▶ _Work instructions_
Transcribe all the entries word for word, but omit the images.

▶ _Provided entries_
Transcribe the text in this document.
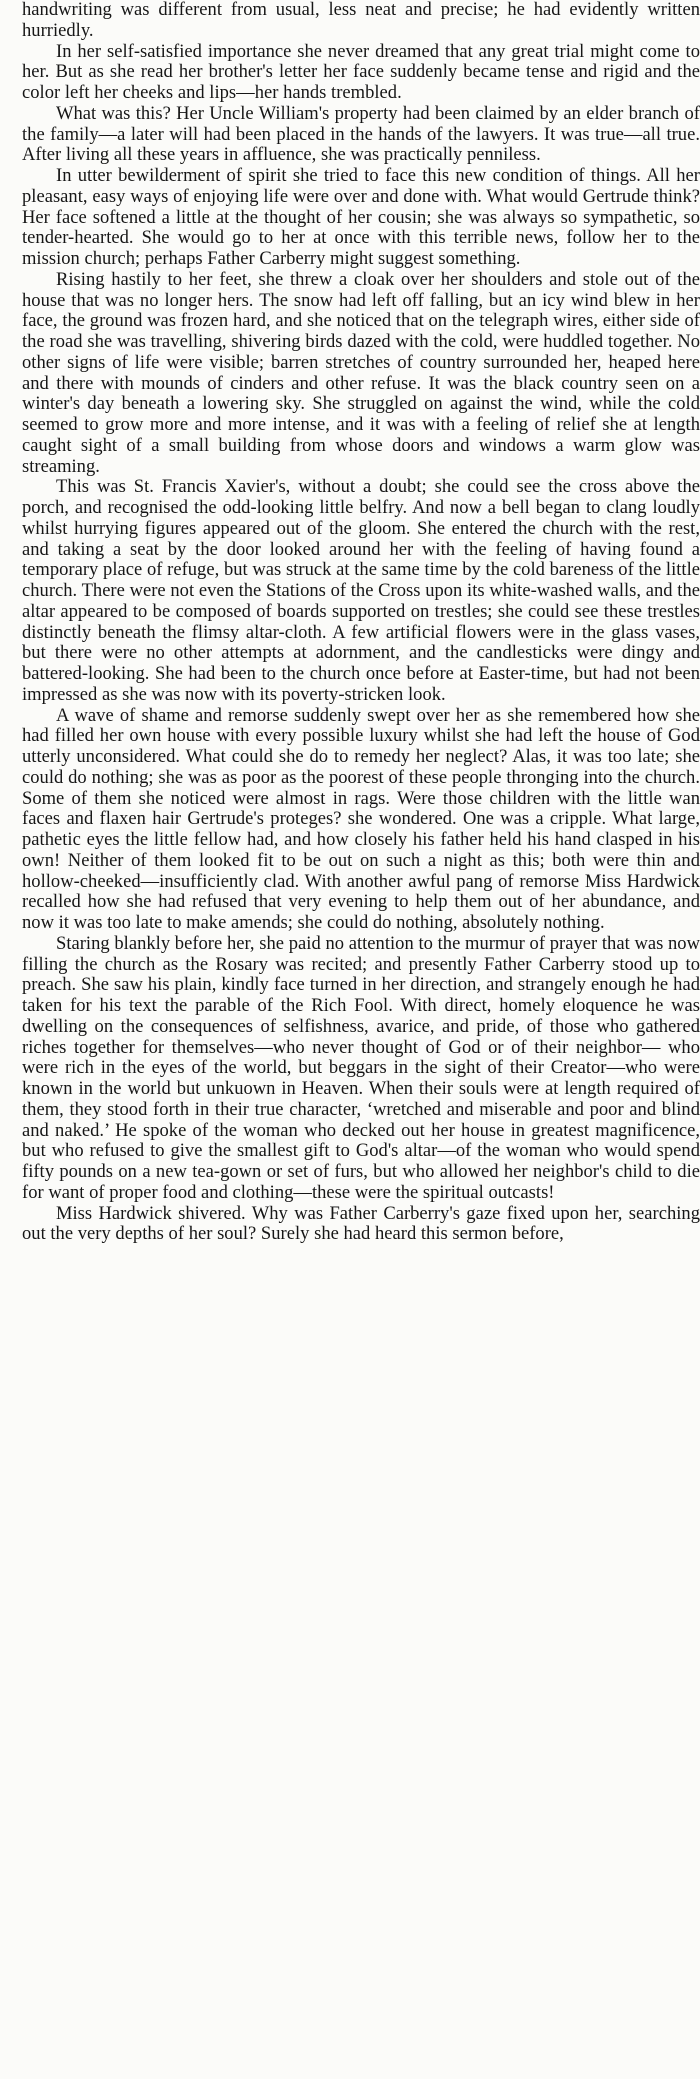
handwriting was different from usual, less neat and precise; he had evidently written hurriedly.

In her self-satisfied importance she never dreamed that any great trial might come to her. But as she read her brother's letter her face suddenly became tense and rigid and the color left her cheeks and lips—her hands trembled.

What was this? Her Uncle William's property had been claimed by an elder branch of the family—a later will had been placed in the hands of the lawyers. It was true—all true. After living all these years in affluence, she was practically penniless.

In utter bewilderment of spirit she tried to face this new condition of things. All her pleasant, easy ways of enjoying life were over and done with. What would Gertrude think? Her face softened a little at the thought of her cousin; she was always so sympathetic, so tender-hearted. She would go to her at once with this terrible news, follow her to the mission church; perhaps Father Carberry might suggest something.

Rising hastily to her feet, she threw a cloak over her shoulders and stole out of the house that was no longer hers. The snow had left off falling, but an icy wind blew in her face, the ground was frozen hard, and she noticed that on the telegraph wires, either side of the road she was travelling, shivering birds dazed with the cold, were huddled together. No other signs of life were visible; barren stretches of country surrounded her, heaped here and there with mounds of cinders and other refuse. It was the black country seen on a winter's day beneath a lowering sky. She struggled on against the wind, while the cold seemed to grow more and more intense, and it was with a feeling of relief she at length caught sight of a small building from whose doors and windows a warm glow was streaming.

This was St. Francis Xavier's, without a doubt; she could see the cross above the porch, and recognised the odd-looking little belfry. And now a bell began to clang loudly whilst hurrying figures appeared out of the gloom. She entered the church with the rest, and taking a seat by the door looked around her with the feeling of having found a temporary place of refuge, but was struck at the same time by the cold bareness of the little church. There were not even the Stations of the Cross upon its white-washed walls, and the altar appeared to be composed of boards supported on trestles; she could see these trestles distinctly beneath the flimsy altar-cloth. A few artificial flowers were in the glass vases, but there were no other attempts at adornment, and the candlesticks were dingy and battered-looking. She had been to the church once before at Easter-time, but had not been impressed as she was now with its poverty-stricken look.

A wave of shame and remorse suddenly swept over her as she remembered how she had filled her own house with every possible luxury whilst she had left the house of God utterly unconsidered. What could she do to remedy her neglect? Alas, it was too late; she could do nothing; she was as poor as the poorest of these people thronging into the church. Some of them she noticed were almost in rags. Were those children with the little wan faces and flaxen hair Gertrude's proteges? she wondered. One was a cripple. What large, pathetic eyes the little fellow had, and how closely his father held his hand clasped in his own! Neither of them looked fit to be out on such a night as this; both were thin and hollow-cheeked—insufficiently clad. With another awful pang of remorse Miss Hardwick recalled how she had refused that very evening to help them out of her abundance, and now it was too late to make amends; she could do nothing, absolutely nothing.

Staring blankly before her, she paid no attention to the murmur of prayer that was now filling the church as the Rosary was recited; and presently Father Carberry stood up to preach. She saw his plain, kindly face turned in her direction, and strangely enough he had taken for his text the parable of the Rich Fool. With direct, homely eloquence he was dwelling on the consequences of selfishness, avarice, and pride, of those who gathered riches together for themselves—who never thought of God or of their neighbor— who were rich in the eyes of the world, but beggars in the sight of their Creator—who were known in the world but unkuown in Heaven. When their souls were at length required of them, they stood forth in their true character, ‘wretched and miserable and poor and blind and naked.’ He spoke of the woman who decked out her house in greatest magnificence, but who refused to give the smallest gift to God's altar—of the woman who would spend fifty pounds on a new tea-gown or set of furs, but who allowed her neighbor's child to die for want of proper food and clothing—these were the spiritual outcasts!

Miss Hardwick shivered. Why was Father Carberry's gaze fixed upon her, searching out the very depths of her soul? Surely she had heard this sermon before,
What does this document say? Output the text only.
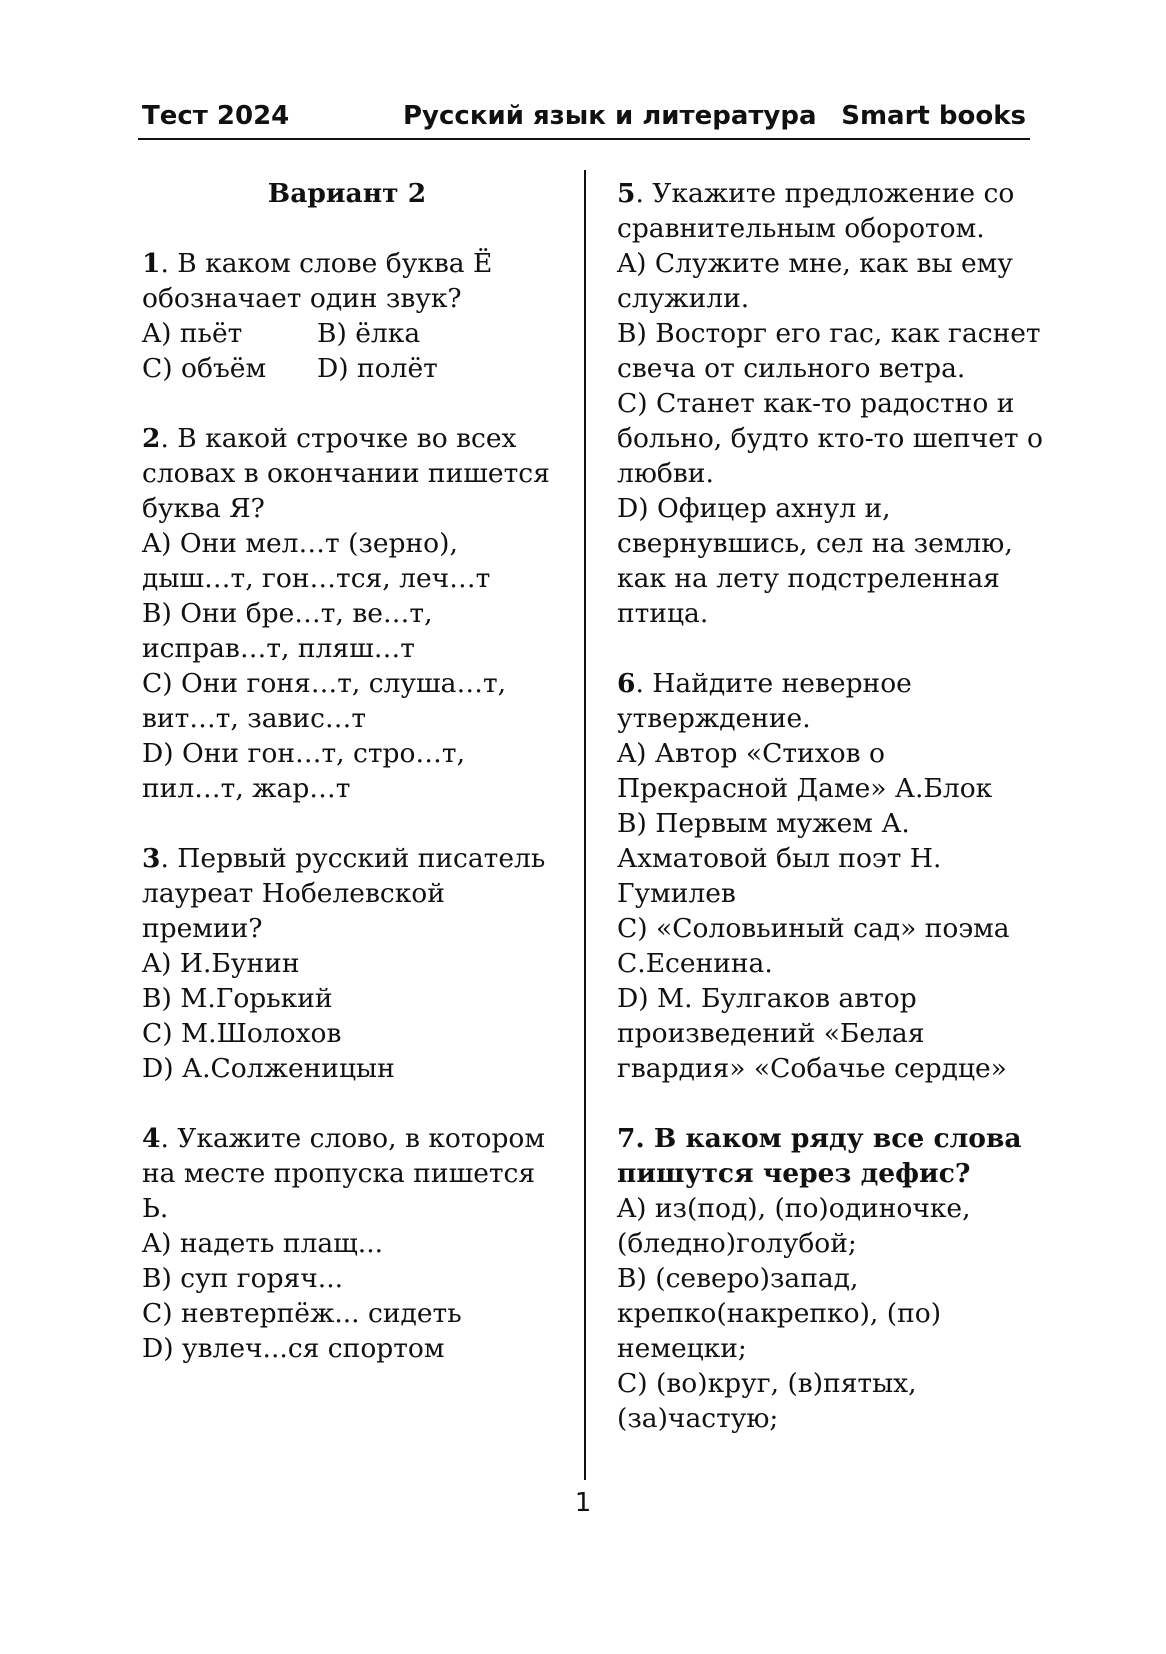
Тест 2024	Русский язык и литература Smart books

Вариант 2

1. В каком слове буква Ё обозначает один звук?

A) пьёт	B) ёлка

C) объём	D) полёт

2. В какой строчке во всех словах в окончании пишется буква Я?

A) Они мел…т (зерно), дыш…т, гон…тся, леч…т

B) Они бре…т, ве…т, исправ…т, пляш…т

C) Они гоня…т, слуша…т, вит…т, завис…т

D) Они гон…т, стро…т, пил…т, жар…т

3. Первый русский писатель лауреат Нобелевской премии?

A) И.Бунин

B) М.Горький

C) М.Шолохов

D) А.Солженицын

4. Укажите слово, в котором на месте пропуска пишется Ь.

A) надеть плащ...

B) суп горяч...

C) невтерпёж... сидеть

D) увлеч...ся спортом

5. Укажите предложение со сравнительным оборотом.

A) Служите мне, как вы ему служили.

B) Восторг его гас, как гаснет свеча от сильного ветра.

C) Станет как-то радостно и больно, будто кто-то шепчет о любви.

D) Офицер ахнул и, свернувшись, сел на землю, как на лету подстреленная птица.

6. Найдите неверное утверждение.

A) Автор «Стихов о Прекрасной Даме» А.Блок

B) Первым мужем А. Ахматовой был поэт Н. Гумилев

C) «Соловьиный сад» поэма С.Есенина.

D) М. Булгаков автор произведений «Белая гвардия» «Собачье сердце»

7. В каком ряду все слова пишутся через дефис?

A) из(под), (по)одиночке, (бледно)голубой;

B) (северо)запад, крепко(накрепко), (по) немецки;

C) (во)круг, (в)пятых, (за)частую;

1
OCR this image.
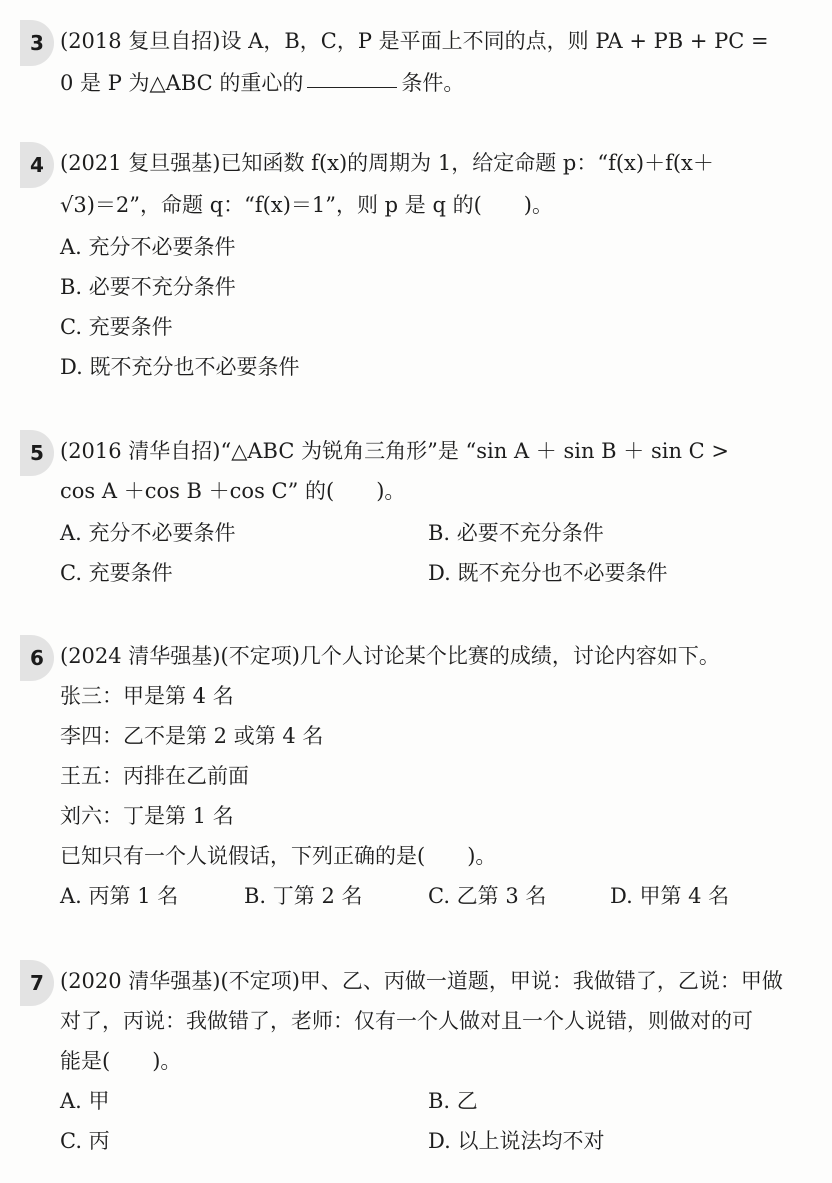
3 (2018 复旦自招)设 A，B，C，P 是平面上不同的点，则 PA + PB + PC =
0 是 P 为△ABC 的重心的	条件。
4 (2021 复旦强基)已知函数 f(x)的周期为 1，给定命题 p：“f(x)＋f(x＋
√3)＝2”，命题 q：“f(x)＝1”，则 p 是 q 的(　　)。
A. 充分不必要条件
B. 必要不充分条件
C. 充要条件
D. 既不充分也不必要条件
5 (2016 清华自招)“△ABC 为锐角三角形”是 “sin A ＋ sin B ＋ sin C >
cos A ＋cos B ＋cos C” 的(　　)。
A. 充分不必要条件	B. 必要不充分条件
C. 充要条件	D. 既不充分也不必要条件
6 (2024 清华强基)(不定项)几个人讨论某个比赛的成绩，讨论内容如下。
张三：甲是第 4 名
李四：乙不是第 2 或第 4 名
王五：丙排在乙前面
刘六：丁是第 1 名
已知只有一个人说假话，下列正确的是(　　)。
A. 丙第 1 名	B. 丁第 2 名	C. 乙第 3 名	D. 甲第 4 名
7 (2020 清华强基)(不定项)甲、乙、丙做一道题，甲说：我做错了，乙说：甲做
对了，丙说：我做错了，老师：仅有一个人做对且一个人说错，则做对的可
能是(　　)。
A. 甲	B. 乙
C. 丙	D. 以上说法均不对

▶ _Full answer_
Transcribe the text in this document.
handwriting was different from usual, less neat and precise; he had evidently written hurriedly.

In her self-satisfied importance she never dreamed that any great trial might come to her. But as she read her brother's letter her face suddenly became tense and rigid and the color left her cheeks and lips—her hands trembled.

What was this? Her Uncle William's property had been claimed by an elder branch of the family—a later will had been placed in the hands of the lawyers. It was true—all true. After living all these years in affluence, she was practically penniless.

In utter bewilderment of spirit she tried to face this new condition of things. All her pleasant, easy ways of enjoying life were over and done with. What would Gertrude think? Her face softened a little at the thought of her cousin; she was always so sympathetic, so tender-hearted. She would go to her at once with this terrible news, follow her to the mission church; perhaps Father Carberry might suggest something.

Rising hastily to her feet, she threw a cloak over her shoulders and stole out of the house that was no longer hers. The snow had left off falling, but an icy wind blew in her face, the ground was frozen hard, and she noticed that on the telegraph wires, either side of the road she was travelling, shivering birds dazed with the cold, were huddled together. No other signs of life were visible; barren stretches of country surrounded her, heaped here and there with mounds of cinders and other refuse. It was the black country seen on a winter's day beneath a lowering sky. She struggled on against the wind, while the cold seemed to grow more and more intense, and it was with a feeling of relief she at length caught sight of a small building from whose doors and windows a warm glow was streaming.

This was St. Francis Xavier's, without a doubt; she could see the cross above the porch, and recognised the odd-looking little belfry. And now a bell began to clang loudly whilst hurrying figures appeared out of the gloom. She entered the church with the rest, and taking a seat by the door looked around her with the feeling of having found a temporary place of refuge, but was struck at the same time by the cold bareness of the little church. There were not even the Stations of the Cross upon its white-washed walls, and the altar appeared to be composed of boards supported on trestles; she could see these trestles distinctly beneath the flimsy altar-cloth. A few artificial flowers were in the glass vases, but there were no other attempts at adornment, and the candlesticks were dingy and battered-looking. She had been to the church once before at Easter-time, but had not been impressed as she was now with its poverty-stricken look.

A wave of shame and remorse suddenly swept over her as she remembered how she had filled her own house with every possible luxury whilst she had left the house of God utterly unconsidered. What could she do to remedy her neglect? Alas, it was too late; she could do nothing; she was as poor as the poorest of these people thronging into the church. Some of them she noticed were almost in rags. Were those children with the little wan faces and flaxen hair Gertrude's proteges? she wondered. One was a cripple. What large, pathetic eyes the little fellow had, and how closely his father held his hand clasped in his own! Neither of them looked fit to be out on such a night as this; both were thin and hollow-cheeked—insufficiently clad. With another awful pang of remorse Miss Hardwick recalled how she had refused that very evening to help them out of her abundance, and now it was too late to make amends; she could do nothing, absolutely nothing.

Staring blankly before her, she paid no attention to the murmur of prayer that was now filling the church as the Rosary was recited; and presently Father Carberry stood up to preach. She saw his plain, kindly face turned in her direction, and strangely enough he had taken for his text the parable of the Rich Fool. With direct, homely eloquence he was dwelling on the consequences of selfishness, avarice, and pride, of those who gathered riches together for themselves—who never thought of God or of their neighbor— who were rich in the eyes of the world, but beggars in the sight of their Creator—who were known in the world but unkuown in Heaven. When their souls were at length required of them, they stood forth in their true character, ‘wretched and miserable and poor and blind and naked.’ He spoke of the woman who decked out her house in greatest magnificence, but who refused to give the smallest gift to God's altar—of the woman who would spend fifty pounds on a new tea-gown or set of furs, but who allowed her neighbor's child to die for want of proper food and clothing—these were the spiritual outcasts!

Miss Hardwick shivered. Why was Father Carberry's gaze fixed upon her, searching out the very depths of her soul? Surely she had heard this sermon before,
What does this document say? Output the text only.
Тест 2024	Русский язык и литература Smart books

Вариант 2

1. В каком слове буква Ё обозначает один звук?

A) пьёт	B) ёлка

C) объём	D) полёт

2. В какой строчке во всех словах в окончании пишется буква Я?

A) Они мел…т (зерно), дыш…т, гон…тся, леч…т

B) Они бре…т, ве…т, исправ…т, пляш…т

C) Они гоня…т, слуша…т, вит…т, завис…т

D) Они гон…т, стро…т, пил…т, жар…т

3. Первый русский писатель лауреат Нобелевской премии?

A) И.Бунин

B) М.Горький

C) М.Шолохов

D) А.Солженицын

4. Укажите слово, в котором на месте пропуска пишется Ь.

A) надеть плащ...

B) суп горяч...

C) невтерпёж... сидеть

D) увлеч...ся спортом

5. Укажите предложение со сравнительным оборотом.

A) Служите мне, как вы ему служили.

B) Восторг его гас, как гаснет свеча от сильного ветра.

C) Станет как-то радостно и больно, будто кто-то шепчет о любви.

D) Офицер ахнул и, свернувшись, сел на землю, как на лету подстреленная птица.

6. Найдите неверное утверждение.

A) Автор «Стихов о Прекрасной Даме» А.Блок

B) Первым мужем А. Ахматовой был поэт Н. Гумилев

C) «Соловьиный сад» поэма С.Есенина.

D) М. Булгаков автор произведений «Белая гвардия» «Собачье сердце»

7. В каком ряду все слова пишутся через дефис?

A) из(под), (по)одиночке, (бледно)голубой;

B) (северо)запад, крепко(накрепко), (по) немецки;

C) (во)круг, (в)пятых, (за)частую;

1
OCR this image.
3 (2018 复旦自招)设 A，B，C，P 是平面上不同的点，则 PA + PB + PC =
0 是 P 为△ABC 的重心的	条件。
4 (2021 复旦强基)已知函数 f(x)的周期为 1，给定命题 p：“f(x)＋f(x＋
√3)＝2”，命题 q：“f(x)＝1”，则 p 是 q 的(　　)。
A. 充分不必要条件
B. 必要不充分条件
C. 充要条件
D. 既不充分也不必要条件
5 (2016 清华自招)“△ABC 为锐角三角形”是 “sin A ＋ sin B ＋ sin C >
cos A ＋cos B ＋cos C” 的(　　)。
A. 充分不必要条件	B. 必要不充分条件
C. 充要条件	D. 既不充分也不必要条件
6 (2024 清华强基)(不定项)几个人讨论某个比赛的成绩，讨论内容如下。
张三：甲是第 4 名
李四：乙不是第 2 或第 4 名
王五：丙排在乙前面
刘六：丁是第 1 名
已知只有一个人说假话，下列正确的是(　　)。
A. 丙第 1 名	B. 丁第 2 名	C. 乙第 3 名	D. 甲第 4 名
7 (2020 清华强基)(不定项)甲、乙、丙做一道题，甲说：我做错了，乙说：甲做
对了，丙说：我做错了，老师：仅有一个人做对且一个人说错，则做对的可
能是(　　)。
A. 甲	B. 乙
C. 丙	D. 以上说法均不对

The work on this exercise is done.